### [RECORDS SHOWN]
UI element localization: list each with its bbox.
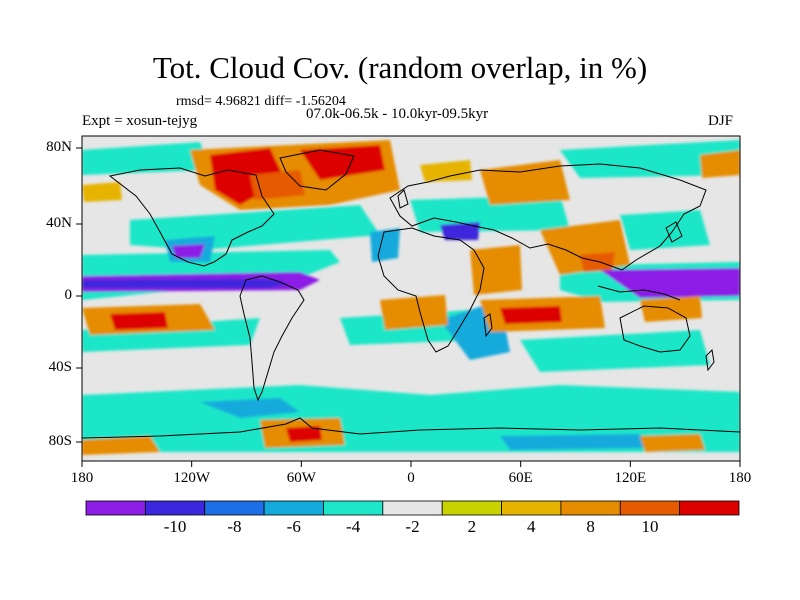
==
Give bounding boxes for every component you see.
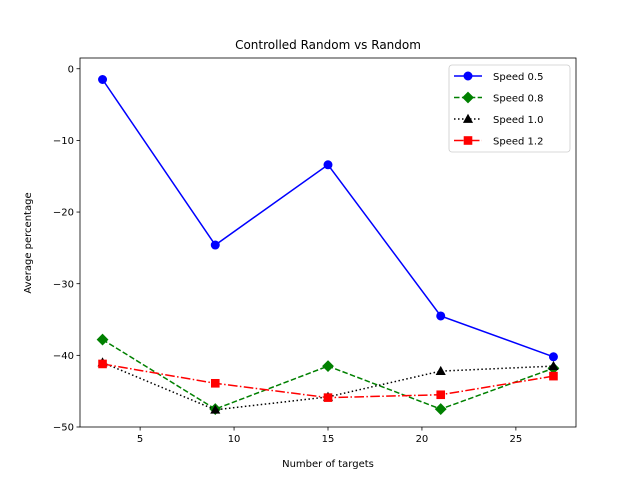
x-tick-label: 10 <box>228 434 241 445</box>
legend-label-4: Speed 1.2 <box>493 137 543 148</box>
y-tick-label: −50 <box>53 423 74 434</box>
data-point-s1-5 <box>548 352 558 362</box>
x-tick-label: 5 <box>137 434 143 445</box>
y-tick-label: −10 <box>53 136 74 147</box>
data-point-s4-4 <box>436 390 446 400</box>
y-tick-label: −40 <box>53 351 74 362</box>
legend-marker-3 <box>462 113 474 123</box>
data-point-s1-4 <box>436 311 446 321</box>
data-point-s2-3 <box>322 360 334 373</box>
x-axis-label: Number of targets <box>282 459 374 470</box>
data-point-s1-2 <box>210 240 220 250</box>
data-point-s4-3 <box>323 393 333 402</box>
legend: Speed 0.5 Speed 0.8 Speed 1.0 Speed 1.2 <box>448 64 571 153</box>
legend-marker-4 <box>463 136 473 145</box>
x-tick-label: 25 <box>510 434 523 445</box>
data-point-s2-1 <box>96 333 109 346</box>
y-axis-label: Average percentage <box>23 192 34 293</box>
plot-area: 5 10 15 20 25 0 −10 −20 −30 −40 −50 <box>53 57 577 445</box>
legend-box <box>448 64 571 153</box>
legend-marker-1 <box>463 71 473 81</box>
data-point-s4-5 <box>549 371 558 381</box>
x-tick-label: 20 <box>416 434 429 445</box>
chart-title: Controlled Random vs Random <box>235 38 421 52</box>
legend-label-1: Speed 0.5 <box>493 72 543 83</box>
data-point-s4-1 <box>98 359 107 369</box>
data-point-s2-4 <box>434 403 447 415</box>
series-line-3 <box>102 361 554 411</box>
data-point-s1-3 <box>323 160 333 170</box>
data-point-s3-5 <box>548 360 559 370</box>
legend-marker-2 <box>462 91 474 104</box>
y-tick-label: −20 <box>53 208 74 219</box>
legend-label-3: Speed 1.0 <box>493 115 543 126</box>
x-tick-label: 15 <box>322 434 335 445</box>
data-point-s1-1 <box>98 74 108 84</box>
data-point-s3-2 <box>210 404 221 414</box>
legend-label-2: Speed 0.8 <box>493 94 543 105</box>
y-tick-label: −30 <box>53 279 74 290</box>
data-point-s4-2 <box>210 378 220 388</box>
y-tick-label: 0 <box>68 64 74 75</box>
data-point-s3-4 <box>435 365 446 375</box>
---
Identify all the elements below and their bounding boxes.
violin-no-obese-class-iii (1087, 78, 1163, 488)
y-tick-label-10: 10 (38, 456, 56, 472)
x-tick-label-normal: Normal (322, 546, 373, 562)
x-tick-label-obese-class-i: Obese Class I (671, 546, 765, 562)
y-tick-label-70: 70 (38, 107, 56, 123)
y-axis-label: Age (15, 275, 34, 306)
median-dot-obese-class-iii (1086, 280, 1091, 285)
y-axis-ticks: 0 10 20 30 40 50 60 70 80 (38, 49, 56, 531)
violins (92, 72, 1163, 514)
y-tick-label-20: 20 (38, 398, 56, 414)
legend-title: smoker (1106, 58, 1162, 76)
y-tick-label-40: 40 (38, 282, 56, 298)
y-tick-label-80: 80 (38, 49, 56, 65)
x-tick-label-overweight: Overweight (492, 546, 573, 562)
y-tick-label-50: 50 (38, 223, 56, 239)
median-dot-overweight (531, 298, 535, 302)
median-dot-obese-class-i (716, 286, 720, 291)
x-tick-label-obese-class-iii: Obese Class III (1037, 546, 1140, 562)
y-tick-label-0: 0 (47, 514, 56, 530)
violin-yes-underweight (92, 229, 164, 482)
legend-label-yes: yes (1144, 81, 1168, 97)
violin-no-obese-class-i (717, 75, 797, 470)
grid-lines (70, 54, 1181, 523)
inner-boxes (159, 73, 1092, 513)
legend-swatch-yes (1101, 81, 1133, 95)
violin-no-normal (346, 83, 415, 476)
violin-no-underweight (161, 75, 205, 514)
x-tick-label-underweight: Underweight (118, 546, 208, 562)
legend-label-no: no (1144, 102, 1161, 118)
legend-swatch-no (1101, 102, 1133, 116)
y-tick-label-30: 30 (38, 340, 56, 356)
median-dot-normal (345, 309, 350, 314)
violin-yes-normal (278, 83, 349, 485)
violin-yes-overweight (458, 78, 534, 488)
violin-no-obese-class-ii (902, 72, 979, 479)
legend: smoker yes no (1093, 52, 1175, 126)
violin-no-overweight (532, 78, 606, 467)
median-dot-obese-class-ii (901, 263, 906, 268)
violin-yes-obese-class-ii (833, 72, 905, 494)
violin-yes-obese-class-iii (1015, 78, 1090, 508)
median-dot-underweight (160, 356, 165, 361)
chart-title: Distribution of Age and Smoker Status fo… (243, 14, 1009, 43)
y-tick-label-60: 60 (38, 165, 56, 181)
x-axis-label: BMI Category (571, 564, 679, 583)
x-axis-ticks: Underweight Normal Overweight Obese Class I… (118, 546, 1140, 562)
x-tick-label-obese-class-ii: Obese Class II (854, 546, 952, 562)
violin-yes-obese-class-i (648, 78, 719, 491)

### [WHAT YOU ARE ASKED TO DO]
Copy out word for word everything from the line that contains "Give bounding boxes" down to the line that contains "x-tick-label: 25 <box>510 434 523 445</box>", both of those lines included. Leave the pictures out.

### [REPLY]
Give bounding boxes for every component you see.
x-tick-label: 10 <box>228 434 241 445</box>
legend-label-4: Speed 1.2 <box>493 137 543 148</box>
y-tick-label: −50 <box>53 423 74 434</box>
data-point-s1-5 <box>548 352 558 362</box>
x-tick-label: 5 <box>137 434 143 445</box>
y-tick-label: −10 <box>53 136 74 147</box>
data-point-s4-4 <box>436 390 446 400</box>
y-tick-label: −40 <box>53 351 74 362</box>
legend-marker-3 <box>462 113 474 123</box>
data-point-s1-4 <box>436 311 446 321</box>
data-point-s2-3 <box>322 360 334 373</box>
x-axis-label: Number of targets <box>282 459 374 470</box>
data-point-s1-2 <box>210 240 220 250</box>
data-point-s4-3 <box>323 393 333 402</box>
legend: Speed 0.5 Speed 0.8 Speed 1.0 Speed 1.2 <box>448 64 571 153</box>
legend-marker-4 <box>463 136 473 145</box>
x-tick-label: 25 <box>510 434 523 445</box>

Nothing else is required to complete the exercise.